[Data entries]
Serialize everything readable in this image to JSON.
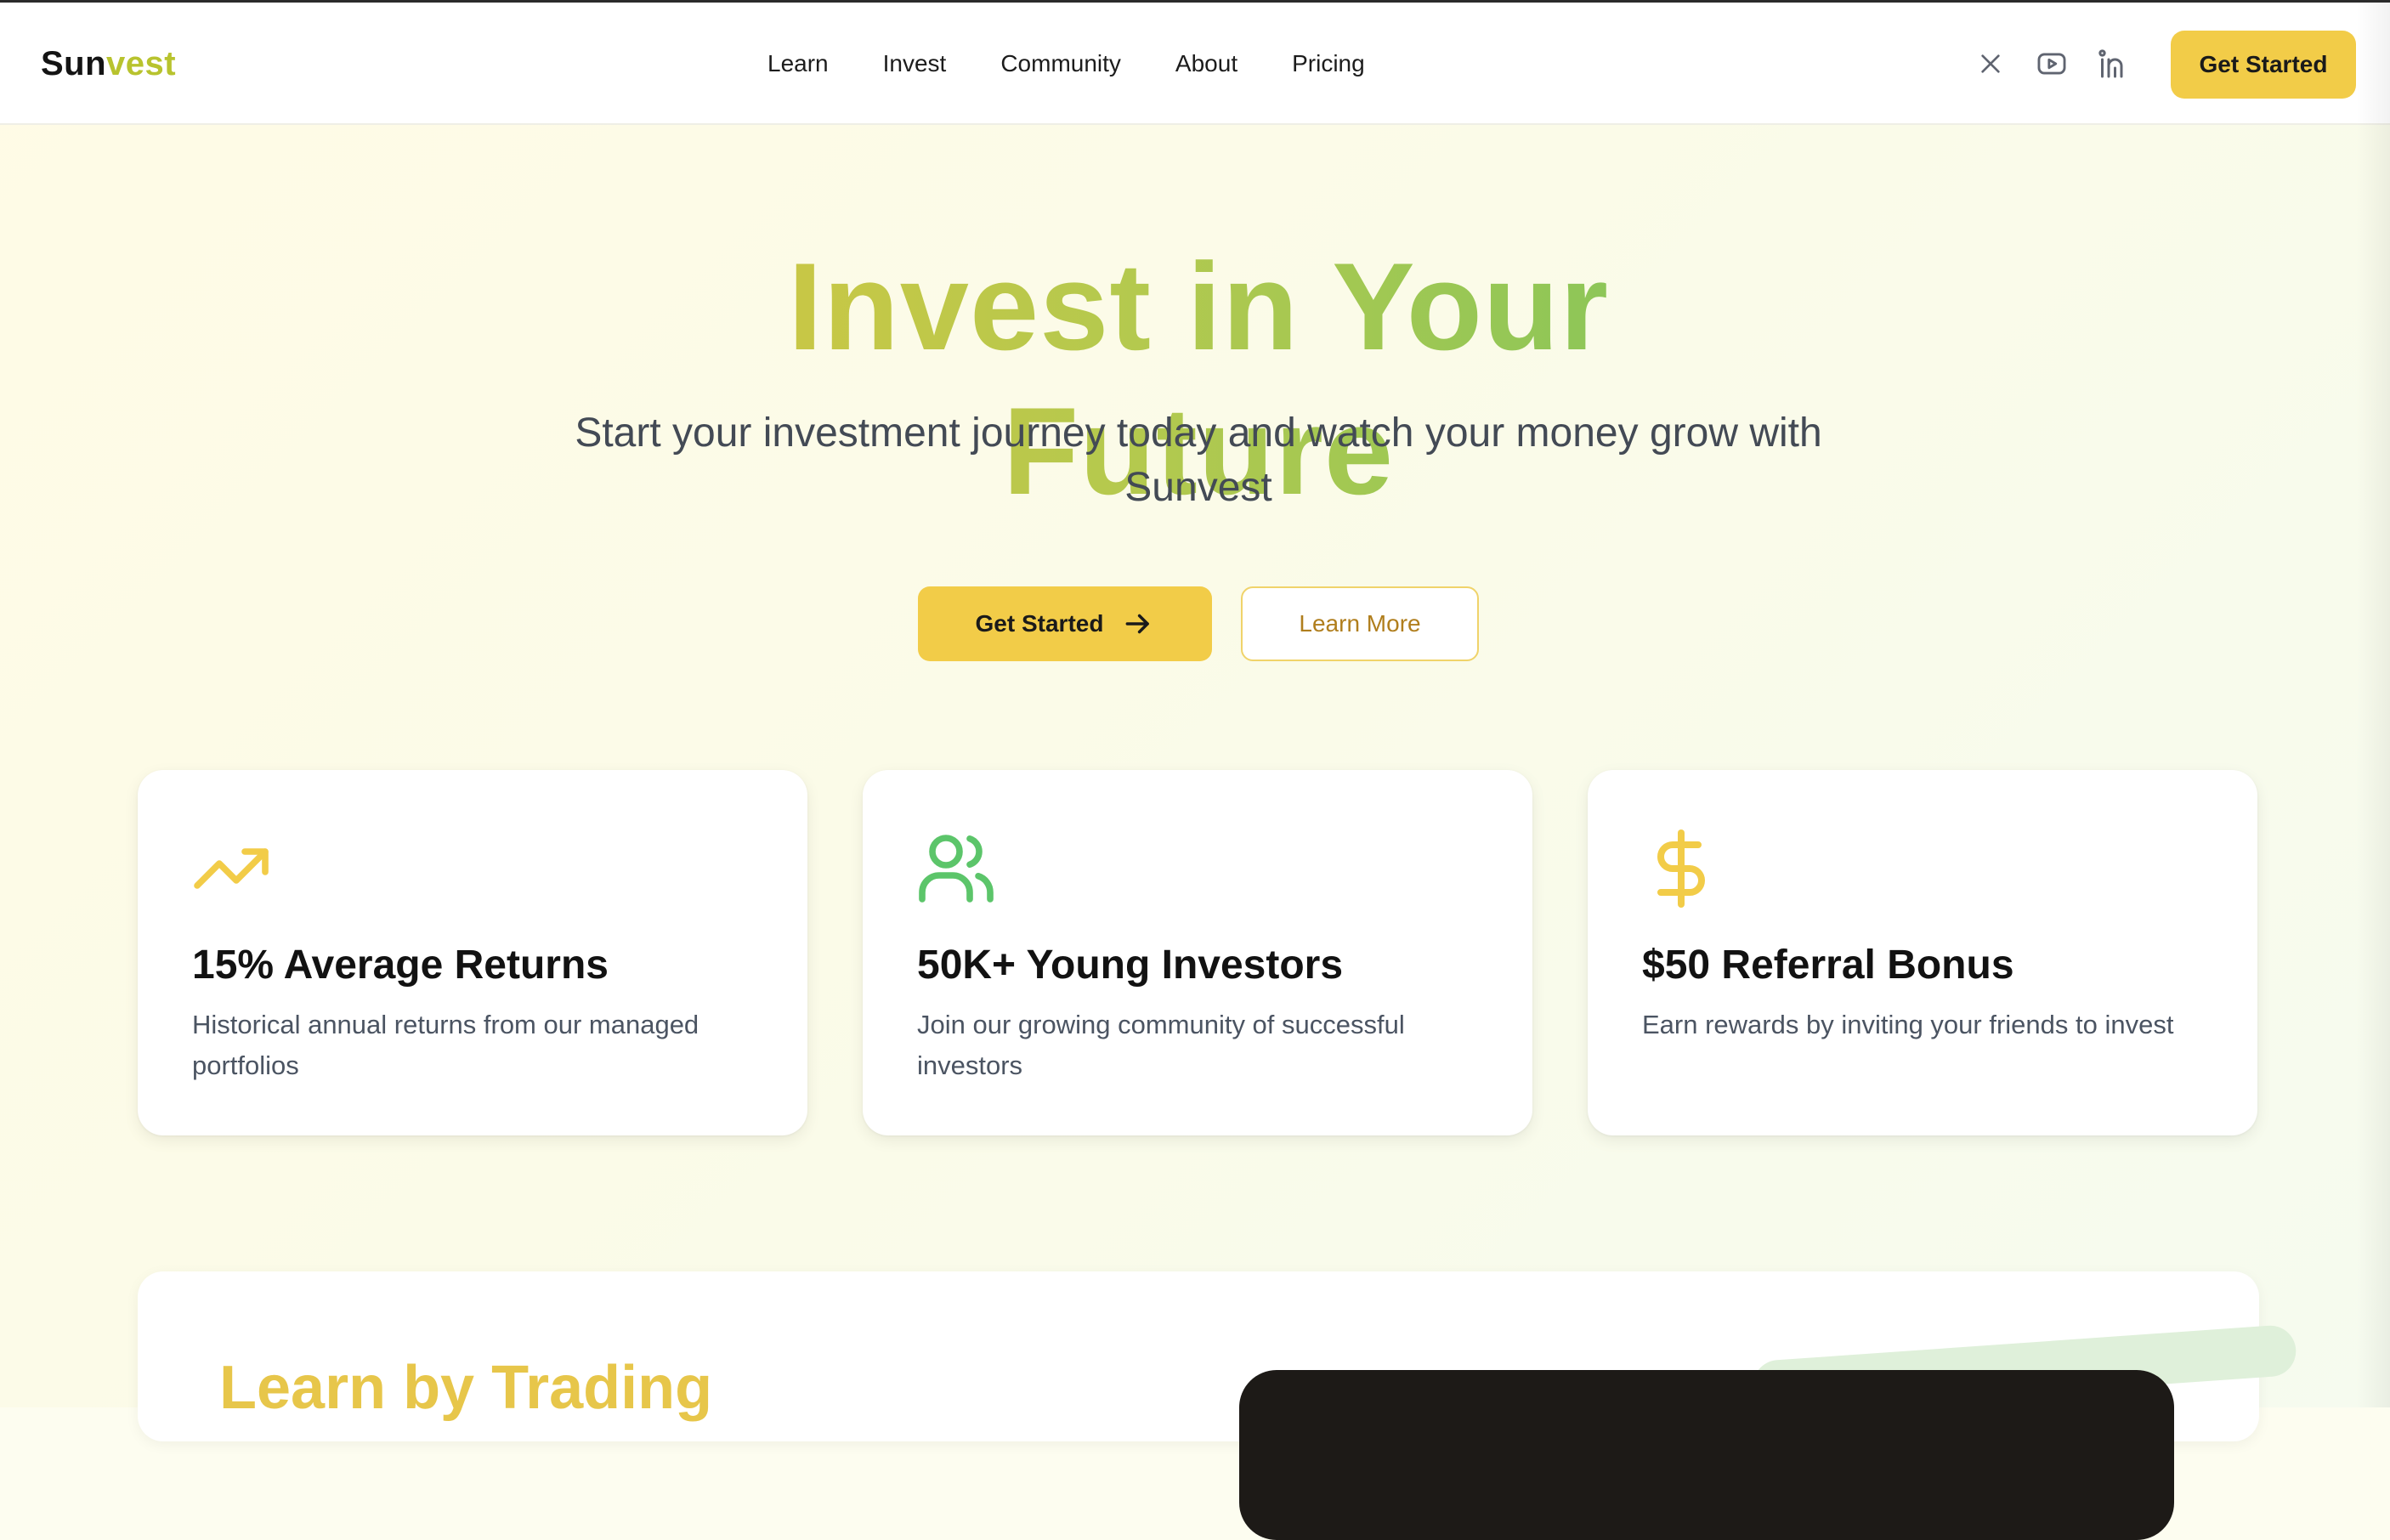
{
  "brand": {
    "part1": "Sun",
    "part2": "vest"
  },
  "nav": {
    "links": [
      "Learn",
      "Invest",
      "Community",
      "About",
      "Pricing"
    ],
    "social": [
      "x-icon",
      "youtube-icon",
      "linkedin-icon"
    ],
    "cta_label": "Get Started"
  },
  "hero": {
    "title": "Invest in Your Future",
    "subtitle": "Start your investment journey today and watch your money grow with Sunvest",
    "primary_label": "Get Started",
    "secondary_label": "Learn More"
  },
  "features": [
    {
      "icon": "trending-up-icon",
      "title": "15% Average Returns",
      "desc": "Historical annual returns from our managed portfolios",
      "color": "#f2cc48"
    },
    {
      "icon": "users-icon",
      "title": "50K+ Young Investors",
      "desc": "Join our growing community of successful investors",
      "color": "#5cc56a"
    },
    {
      "icon": "dollar-icon",
      "title": "$50 Referral Bonus",
      "desc": "Earn rewards by inviting your friends to invest",
      "color": "#f2cc48"
    }
  ],
  "learn": {
    "title": "Learn by Trading"
  },
  "colors": {
    "accent": "#f2cc48",
    "green": "#7cc55c",
    "text_muted": "#4b5462"
  }
}
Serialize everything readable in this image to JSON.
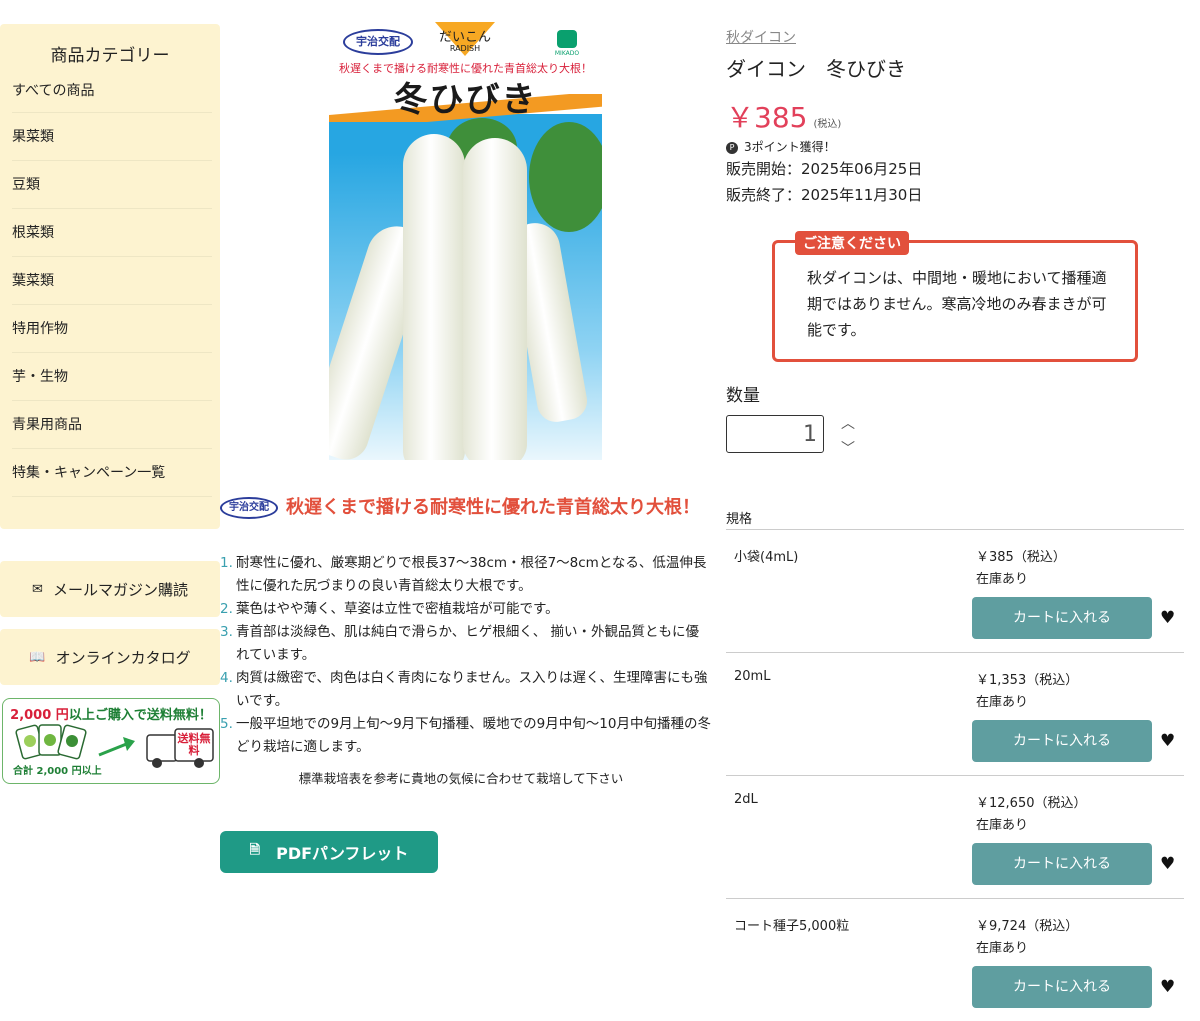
{
  "sidebar": {
    "title": "商品カテゴリー",
    "items": [
      "すべての商品",
      "果菜類",
      "豆類",
      "根菜類",
      "葉菜類",
      "特用作物",
      "芋・生物",
      "青果用商品",
      "特集・キャンペーン一覧"
    ],
    "mail_label": "メールマガジン購読",
    "catalog_label": "オンラインカタログ",
    "shipping": {
      "amount": "2,000 円",
      "text": "以上ご購入で送料無料！",
      "sub": "合計 2,000 円以上",
      "truck_label": "送料無料"
    }
  },
  "package": {
    "brand": "宇治交配",
    "category": "だいこん",
    "category_en": "RADISH",
    "maker": "MIKADO",
    "catch": "秋遅くまで播ける耐寒性に優れた青首総太り大根！",
    "name": "冬ひびき"
  },
  "description": {
    "brand": "宇治交配",
    "catch": "秋遅くまで播ける耐寒性に優れた青首総太り大根！",
    "points": [
      "耐寒性に優れ、厳寒期どりで根長37〜38cm・根径7〜8cmとなる、低温伸長性に優れた尻づまりの良い青首総太り大根です。",
      "葉色はやや薄く、草姿は立性で密植栽培が可能です。",
      "青首部は淡緑色、肌は純白で滑らか、ヒゲ根細く、 揃い・外観品質ともに優れています。",
      "肉質は緻密で、肉色は白く青肉になりません。ス入りは遅く、生理障害にも強いです。",
      "一般平坦地での9月上旬〜9月下旬播種、暖地での9月中旬〜10月中旬播種の冬どり栽培に適します。"
    ],
    "note": "標準栽培表を参考に貴地の気候に合わせて栽培して下さい",
    "pdf_label": "PDFパンフレット"
  },
  "product": {
    "breadcrumb": "秋ダイコン",
    "title": "ダイコン　冬ひびき",
    "price": "￥385",
    "tax": "(税込)",
    "points": "3ポイント獲得！",
    "sale_start": "販売開始：2025年06月25日",
    "sale_end": "販売終了：2025年11月30日",
    "notice_title": "ご注意ください",
    "notice_body": "秋ダイコンは、中間地・暖地において播種適期ではありません。寒高冷地のみ春まきが可能です。",
    "qty_label": "数量",
    "qty_value": "1",
    "spec_label": "規格",
    "variants": [
      {
        "name": "小袋(4mL)",
        "price": "￥385（税込）",
        "stock": "在庫あり",
        "cart": "カートに入れる"
      },
      {
        "name": "20mL",
        "price": "￥1,353（税込）",
        "stock": "在庫あり",
        "cart": "カートに入れる"
      },
      {
        "name": "2dL",
        "price": "￥12,650（税込）",
        "stock": "在庫あり",
        "cart": "カートに入れる"
      },
      {
        "name": "コート種子5,000粒",
        "price": "￥9,724（税込）",
        "stock": "在庫あり",
        "cart": "カートに入れる"
      }
    ]
  },
  "colors": {
    "accent_red": "#e2503c",
    "price_pink": "#e2405a",
    "cart_teal": "#5f9ea0",
    "pdf_green": "#1f9a86",
    "sidebar_bg": "#fdf3d0"
  }
}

▶ Written request:
Scan the lines for the string "name". Pick out every line that has it.

▶ Written answer:
    "name": "冬ひびき"
        "name": "小袋(4mL)",
        "name": "20mL",
        "name": "2dL",
        "name": "コート種子5,000粒",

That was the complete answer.